**Task objective**
Rewrite all of the records with every instance of "calendar-day-cell" replaced by "date-cell" and everything else left unchanged. Omit the pictures from your answer.
*** Exercise inputs ***
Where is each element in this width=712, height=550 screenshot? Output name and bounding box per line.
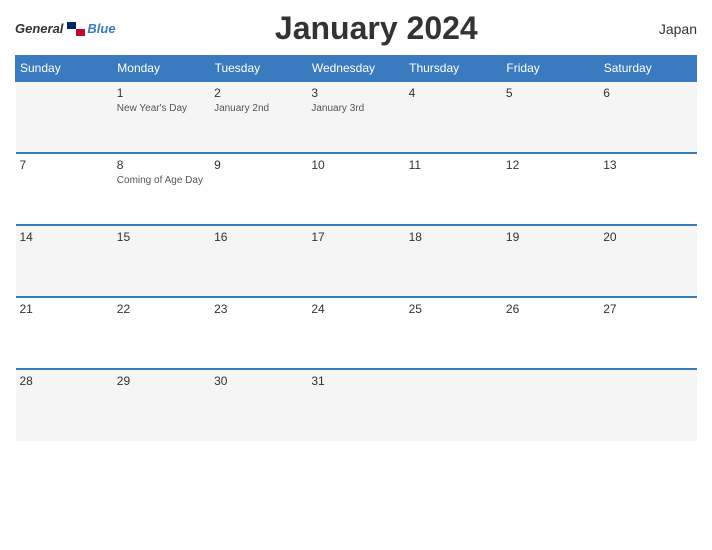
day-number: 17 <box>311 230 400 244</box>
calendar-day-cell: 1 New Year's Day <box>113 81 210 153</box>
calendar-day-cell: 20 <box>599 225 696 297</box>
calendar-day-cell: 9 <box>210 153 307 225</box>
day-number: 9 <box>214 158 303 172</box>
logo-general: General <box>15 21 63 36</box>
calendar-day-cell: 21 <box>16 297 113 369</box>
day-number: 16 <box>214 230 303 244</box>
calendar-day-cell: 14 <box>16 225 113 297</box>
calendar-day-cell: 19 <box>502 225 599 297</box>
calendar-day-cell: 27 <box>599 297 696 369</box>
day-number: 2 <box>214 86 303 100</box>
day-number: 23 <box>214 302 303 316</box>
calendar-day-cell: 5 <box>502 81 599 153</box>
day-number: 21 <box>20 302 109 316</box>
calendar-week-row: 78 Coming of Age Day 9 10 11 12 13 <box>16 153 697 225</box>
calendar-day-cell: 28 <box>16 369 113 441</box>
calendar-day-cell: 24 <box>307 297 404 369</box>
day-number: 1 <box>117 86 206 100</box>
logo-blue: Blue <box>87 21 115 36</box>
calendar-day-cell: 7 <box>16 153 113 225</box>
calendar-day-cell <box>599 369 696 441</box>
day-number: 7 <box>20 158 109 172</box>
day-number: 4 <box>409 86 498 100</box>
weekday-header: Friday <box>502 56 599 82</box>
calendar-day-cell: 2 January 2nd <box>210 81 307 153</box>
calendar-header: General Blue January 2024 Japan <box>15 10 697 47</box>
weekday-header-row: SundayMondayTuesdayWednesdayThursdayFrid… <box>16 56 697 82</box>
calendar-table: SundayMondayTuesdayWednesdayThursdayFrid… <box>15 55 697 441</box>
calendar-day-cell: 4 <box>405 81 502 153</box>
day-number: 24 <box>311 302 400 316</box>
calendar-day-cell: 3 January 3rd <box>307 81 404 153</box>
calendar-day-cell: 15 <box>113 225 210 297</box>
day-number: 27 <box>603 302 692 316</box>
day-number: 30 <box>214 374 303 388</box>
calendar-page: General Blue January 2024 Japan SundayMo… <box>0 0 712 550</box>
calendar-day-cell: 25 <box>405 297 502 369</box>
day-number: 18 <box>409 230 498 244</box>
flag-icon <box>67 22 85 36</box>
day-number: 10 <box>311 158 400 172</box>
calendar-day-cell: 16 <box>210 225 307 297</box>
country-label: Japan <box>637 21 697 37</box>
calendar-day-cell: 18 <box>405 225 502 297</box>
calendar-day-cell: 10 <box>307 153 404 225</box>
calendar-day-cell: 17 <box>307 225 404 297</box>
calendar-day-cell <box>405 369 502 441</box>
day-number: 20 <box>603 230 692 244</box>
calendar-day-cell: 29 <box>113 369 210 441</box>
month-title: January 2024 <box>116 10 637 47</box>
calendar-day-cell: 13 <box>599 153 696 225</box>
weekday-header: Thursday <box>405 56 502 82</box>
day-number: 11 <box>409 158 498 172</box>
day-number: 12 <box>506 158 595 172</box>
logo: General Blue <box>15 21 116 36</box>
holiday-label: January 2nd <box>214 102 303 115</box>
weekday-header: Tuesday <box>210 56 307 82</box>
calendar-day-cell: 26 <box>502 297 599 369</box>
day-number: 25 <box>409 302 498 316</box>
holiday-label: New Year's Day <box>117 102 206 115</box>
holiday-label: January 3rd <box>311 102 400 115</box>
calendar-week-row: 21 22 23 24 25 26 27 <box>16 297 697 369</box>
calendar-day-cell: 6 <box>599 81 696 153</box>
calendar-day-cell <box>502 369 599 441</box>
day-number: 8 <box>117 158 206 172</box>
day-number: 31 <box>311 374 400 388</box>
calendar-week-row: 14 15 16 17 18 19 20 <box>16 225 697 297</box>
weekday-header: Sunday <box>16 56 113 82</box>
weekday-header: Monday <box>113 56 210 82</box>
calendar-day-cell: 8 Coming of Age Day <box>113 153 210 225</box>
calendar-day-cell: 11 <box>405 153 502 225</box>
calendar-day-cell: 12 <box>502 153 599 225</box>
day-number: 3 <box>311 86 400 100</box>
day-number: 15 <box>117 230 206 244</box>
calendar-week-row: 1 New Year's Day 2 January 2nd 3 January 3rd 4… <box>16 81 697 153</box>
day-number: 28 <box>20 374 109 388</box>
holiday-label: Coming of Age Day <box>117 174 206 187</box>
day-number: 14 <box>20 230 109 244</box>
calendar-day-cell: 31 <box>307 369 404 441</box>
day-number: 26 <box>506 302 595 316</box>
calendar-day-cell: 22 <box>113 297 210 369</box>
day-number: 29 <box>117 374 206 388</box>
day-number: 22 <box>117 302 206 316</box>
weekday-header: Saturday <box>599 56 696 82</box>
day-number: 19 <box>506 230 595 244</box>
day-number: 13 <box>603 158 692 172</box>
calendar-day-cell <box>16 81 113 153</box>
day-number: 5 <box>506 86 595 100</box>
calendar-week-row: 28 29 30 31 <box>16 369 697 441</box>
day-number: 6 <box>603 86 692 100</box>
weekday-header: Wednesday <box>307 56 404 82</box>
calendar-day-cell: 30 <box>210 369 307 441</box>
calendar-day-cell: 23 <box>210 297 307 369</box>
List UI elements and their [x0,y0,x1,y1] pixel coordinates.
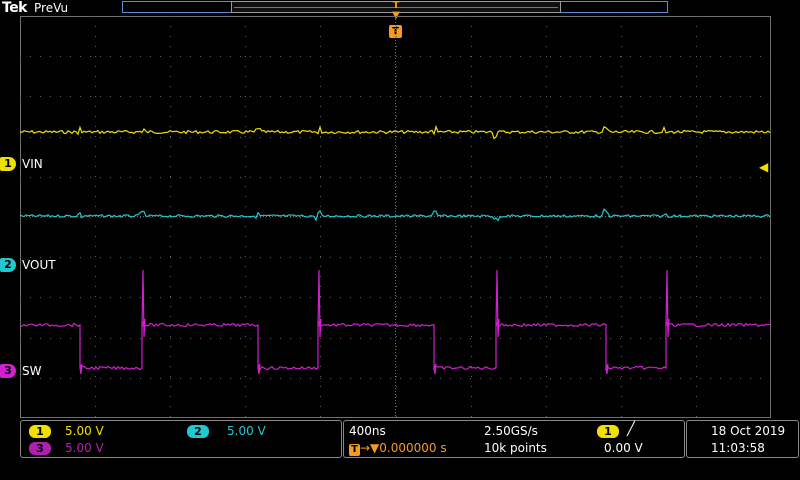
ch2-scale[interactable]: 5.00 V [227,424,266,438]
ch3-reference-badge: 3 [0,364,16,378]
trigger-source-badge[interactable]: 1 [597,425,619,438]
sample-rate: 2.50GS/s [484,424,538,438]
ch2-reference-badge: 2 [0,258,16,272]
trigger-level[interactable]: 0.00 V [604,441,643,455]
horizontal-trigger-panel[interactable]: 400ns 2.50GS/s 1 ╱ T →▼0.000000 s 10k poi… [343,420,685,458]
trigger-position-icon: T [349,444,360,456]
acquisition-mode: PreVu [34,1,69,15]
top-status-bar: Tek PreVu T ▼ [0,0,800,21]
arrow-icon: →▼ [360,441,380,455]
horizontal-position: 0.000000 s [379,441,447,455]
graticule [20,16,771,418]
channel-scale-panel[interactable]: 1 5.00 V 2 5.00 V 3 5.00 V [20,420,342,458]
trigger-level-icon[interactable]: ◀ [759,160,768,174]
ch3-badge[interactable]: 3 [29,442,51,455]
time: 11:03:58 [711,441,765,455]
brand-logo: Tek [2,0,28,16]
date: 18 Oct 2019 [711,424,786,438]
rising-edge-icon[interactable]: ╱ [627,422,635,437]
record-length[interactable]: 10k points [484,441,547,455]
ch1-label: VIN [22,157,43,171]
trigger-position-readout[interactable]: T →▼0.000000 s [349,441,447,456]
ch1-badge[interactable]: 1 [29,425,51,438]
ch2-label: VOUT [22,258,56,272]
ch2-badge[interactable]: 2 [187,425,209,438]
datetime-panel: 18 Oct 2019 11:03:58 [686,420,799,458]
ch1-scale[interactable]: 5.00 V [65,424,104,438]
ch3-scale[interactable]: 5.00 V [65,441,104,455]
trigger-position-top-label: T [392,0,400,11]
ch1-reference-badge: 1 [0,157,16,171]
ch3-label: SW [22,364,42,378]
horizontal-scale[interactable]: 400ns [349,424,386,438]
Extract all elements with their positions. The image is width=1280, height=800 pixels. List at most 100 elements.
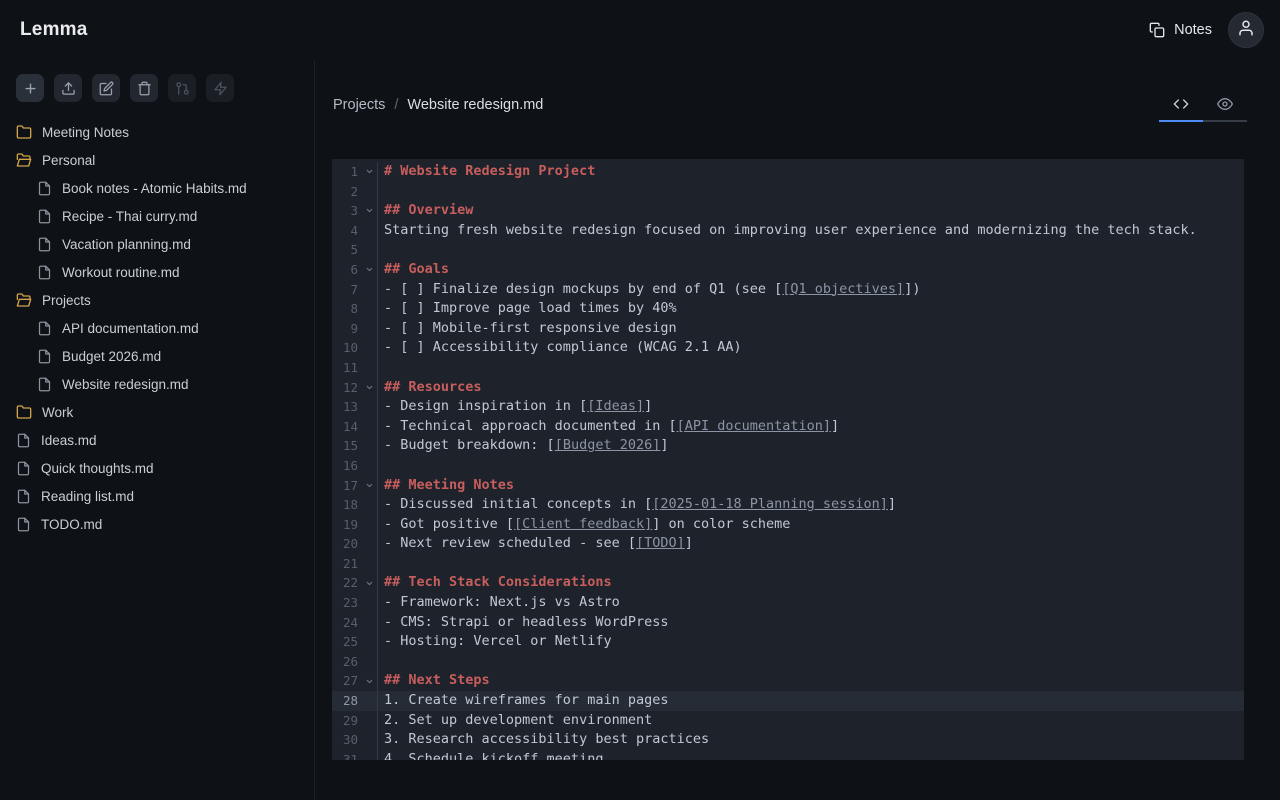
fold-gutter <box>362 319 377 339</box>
***
**Answer for the task**
Where is each element in this width=712, height=550 screenshot? Output name and bounding box per line.
day-number: 17 <box>311 230 400 244</box>
date-cell: 1 New Year's Day <box>113 81 210 153</box>
date-cell: 20 <box>599 225 696 297</box>
date-cell: 9 <box>210 153 307 225</box>
day-number: 9 <box>214 158 303 172</box>
logo-general: General <box>15 21 63 36</box>
date-cell: 21 <box>16 297 113 369</box>
day-number: 16 <box>214 230 303 244</box>
date-cell: 14 <box>16 225 113 297</box>
date-cell: 19 <box>502 225 599 297</box>
date-cell: 27 <box>599 297 696 369</box>
day-number: 2 <box>214 86 303 100</box>
day-number: 23 <box>214 302 303 316</box>
date-cell: 5 <box>502 81 599 153</box>
day-number: 21 <box>20 302 109 316</box>
calendar-week-row: 78 Coming of Age Day 9 10 11 12 13 <box>16 153 697 225</box>
date-cell: 28 <box>16 369 113 441</box>
date-cell: 24 <box>307 297 404 369</box>
day-number: 1 <box>117 86 206 100</box>
logo-blue: Blue <box>87 21 115 36</box>
date-cell: 7 <box>16 153 113 225</box>
date-cell <box>599 369 696 441</box>
day-number: 7 <box>20 158 109 172</box>
day-number: 4 <box>409 86 498 100</box>
weekday-header: Friday <box>502 56 599 82</box>
date-cell: 2 January 2nd <box>210 81 307 153</box>
calendar-header: General Blue January 2024 Japan <box>15 10 697 47</box>
weekday-header-row: SundayMondayTuesdayWednesdayThursdayFrid… <box>16 56 697 82</box>
calendar-table: SundayMondayTuesdayWednesdayThursdayFrid… <box>15 55 697 441</box>
date-cell: 4 <box>405 81 502 153</box>
day-number: 24 <box>311 302 400 316</box>
date-cell: 3 January 3rd <box>307 81 404 153</box>
date-cell: 15 <box>113 225 210 297</box>
day-number: 27 <box>603 302 692 316</box>
day-number: 30 <box>214 374 303 388</box>
calendar-page: General Blue January 2024 Japan SundayMo… <box>0 0 712 550</box>
date-cell: 25 <box>405 297 502 369</box>
day-number: 18 <box>409 230 498 244</box>
flag-icon <box>67 22 85 36</box>
day-number: 10 <box>311 158 400 172</box>
date-cell: 16 <box>210 225 307 297</box>
country-label: Japan <box>637 21 697 37</box>
date-cell: 18 <box>405 225 502 297</box>
date-cell: 10 <box>307 153 404 225</box>
date-cell: 17 <box>307 225 404 297</box>
date-cell <box>405 369 502 441</box>
day-number: 20 <box>603 230 692 244</box>
date-cell: 29 <box>113 369 210 441</box>
month-title: January 2024 <box>116 10 637 47</box>
date-cell: 13 <box>599 153 696 225</box>
weekday-header: Thursday <box>405 56 502 82</box>
day-number: 11 <box>409 158 498 172</box>
day-number: 12 <box>506 158 595 172</box>
logo: General Blue <box>15 21 116 36</box>
holiday-label: January 2nd <box>214 102 303 115</box>
weekday-header: Tuesday <box>210 56 307 82</box>
date-cell: 26 <box>502 297 599 369</box>
day-number: 25 <box>409 302 498 316</box>
holiday-label: New Year's Day <box>117 102 206 115</box>
holiday-label: January 3rd <box>311 102 400 115</box>
calendar-week-row: 21 22 23 24 25 26 27 <box>16 297 697 369</box>
date-cell: 6 <box>599 81 696 153</box>
date-cell <box>502 369 599 441</box>
day-number: 8 <box>117 158 206 172</box>
day-number: 31 <box>311 374 400 388</box>
calendar-week-row: 14 15 16 17 18 19 20 <box>16 225 697 297</box>
weekday-header: Sunday <box>16 56 113 82</box>
weekday-header: Monday <box>113 56 210 82</box>
date-cell: 8 Coming of Age Day <box>113 153 210 225</box>
date-cell: 11 <box>405 153 502 225</box>
date-cell: 12 <box>502 153 599 225</box>
day-number: 3 <box>311 86 400 100</box>
day-number: 15 <box>117 230 206 244</box>
calendar-week-row: 1 New Year's Day 2 January 2nd 3 January 3rd 4… <box>16 81 697 153</box>
day-number: 28 <box>20 374 109 388</box>
holiday-label: Coming of Age Day <box>117 174 206 187</box>
day-number: 14 <box>20 230 109 244</box>
date-cell: 31 <box>307 369 404 441</box>
day-number: 26 <box>506 302 595 316</box>
date-cell: 22 <box>113 297 210 369</box>
day-number: 29 <box>117 374 206 388</box>
day-number: 22 <box>117 302 206 316</box>
weekday-header: Saturday <box>599 56 696 82</box>
day-number: 19 <box>506 230 595 244</box>
day-number: 13 <box>603 158 692 172</box>
date-cell <box>16 81 113 153</box>
day-number: 5 <box>506 86 595 100</box>
calendar-week-row: 28 29 30 31 <box>16 369 697 441</box>
day-number: 6 <box>603 86 692 100</box>
weekday-header: Wednesday <box>307 56 404 82</box>
date-cell: 30 <box>210 369 307 441</box>
date-cell: 23 <box>210 297 307 369</box>
List UI elements and their [x0,y0,x1,y1] pixel coordinates.
ch2-scale[interactable]: 5.00 V [227,424,266,438]
ch3-reference-badge: 3 [0,364,16,378]
trigger-source-badge[interactable]: 1 [597,425,619,438]
sample-rate: 2.50GS/s [484,424,538,438]
ch2-reference-badge: 2 [0,258,16,272]
trigger-level[interactable]: 0.00 V [604,441,643,455]
horizontal-trigger-panel[interactable]: 400ns 2.50GS/s 1 ╱ T →▼0.000000 s 10k poi… [343,420,685,458]
trigger-position-icon: T [349,444,360,456]
acquisition-mode: PreVu [34,1,69,15]
top-status-bar: Tek PreVu T ▼ [0,0,800,21]
arrow-icon: →▼ [360,441,380,455]
horizontal-position: 0.000000 s [379,441,447,455]
graticule [20,16,771,418]
channel-scale-panel[interactable]: 1 5.00 V 2 5.00 V 3 5.00 V [20,420,342,458]
trigger-level-icon[interactable]: ◀ [759,160,768,174]
ch3-badge[interactable]: 3 [29,442,51,455]
time: 11:03:58 [711,441,765,455]
brand-logo: Tek [2,0,28,16]
date: 18 Oct 2019 [711,424,786,438]
rising-edge-icon[interactable]: ╱ [627,422,635,437]
record-length[interactable]: 10k points [484,441,547,455]
ch1-label: VIN [22,157,43,171]
trigger-position-readout[interactable]: T →▼0.000000 s [349,441,447,456]
ch1-badge[interactable]: 1 [29,425,51,438]
ch2-label: VOUT [22,258,56,272]
ch2-badge[interactable]: 2 [187,425,209,438]
datetime-panel: 18 Oct 2019 11:03:58 [686,420,799,458]
ch1-scale[interactable]: 5.00 V [65,424,104,438]
ch3-scale[interactable]: 5.00 V [65,441,104,455]
trigger-position-top-label: T [392,0,400,11]
ch1-reference-badge: 1 [0,157,16,171]
ch3-label: SW [22,364,42,378]
horizontal-scale[interactable]: 400ns [349,424,386,438]
Extract all elements with their positions. The image is width=1280, height=800 pixels. List at most 100 elements.
fold-gutter <box>362 319 377 339</box>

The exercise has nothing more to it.